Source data
Begin

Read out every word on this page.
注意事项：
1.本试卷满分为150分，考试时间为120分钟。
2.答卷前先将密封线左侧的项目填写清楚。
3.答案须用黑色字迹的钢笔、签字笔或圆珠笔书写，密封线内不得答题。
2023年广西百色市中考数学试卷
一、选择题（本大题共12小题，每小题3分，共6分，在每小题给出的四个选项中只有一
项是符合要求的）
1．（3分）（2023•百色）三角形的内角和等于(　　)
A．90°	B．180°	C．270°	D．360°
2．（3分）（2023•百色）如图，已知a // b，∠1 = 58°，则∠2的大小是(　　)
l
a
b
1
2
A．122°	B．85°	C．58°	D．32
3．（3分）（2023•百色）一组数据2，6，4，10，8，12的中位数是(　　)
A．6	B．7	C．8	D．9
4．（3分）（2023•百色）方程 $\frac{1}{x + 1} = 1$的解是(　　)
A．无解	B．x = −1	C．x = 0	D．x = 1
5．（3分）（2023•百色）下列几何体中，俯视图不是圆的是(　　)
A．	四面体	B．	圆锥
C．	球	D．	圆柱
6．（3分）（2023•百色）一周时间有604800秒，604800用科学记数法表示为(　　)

End

GOAL
The entries above must be returned in full, exactly as shown.

OUTPUT FOR THIS TASK
Read out every word on this page.
注意事项：
1.本试卷满分为150分，考试时间为120分钟。
2.答卷前先将密封线左侧的项目填写清楚。
3.答案须用黑色字迹的钢笔、签字笔或圆珠笔书写，密封线内不得答题。
2023年广西百色市中考数学试卷
一、选择题（本大题共12小题，每小题3分，共6分，在每小题给出的四个选项中只有一
项是符合要求的）
1．（3分）（2023•百色）三角形的内角和等于(　　)
A．90°	B．180°	C．270°	D．360°
2．（3分）（2023•百色）如图，已知a // b，∠1 = 58°，则∠2的大小是(　　)
l
a
b
1
2
A．122°	B．85°	C．58°	D．32
3．（3分）（2023•百色）一组数据2，6，4，10，8，12的中位数是(　　)
A．6	B．7	C．8	D．9
4．（3分）（2023•百色）方程 $\frac{1}{x + 1} = 1$的解是(　　)
A．无解	B．x = −1	C．x = 0	D．x = 1
5．（3分）（2023•百色）下列几何体中，俯视图不是圆的是(　　)
A．	四面体	B．	圆锥
C．	球	D．	圆柱
6．（3分）（2023•百色）一周时间有604800秒，604800用科学记数法表示为(　　)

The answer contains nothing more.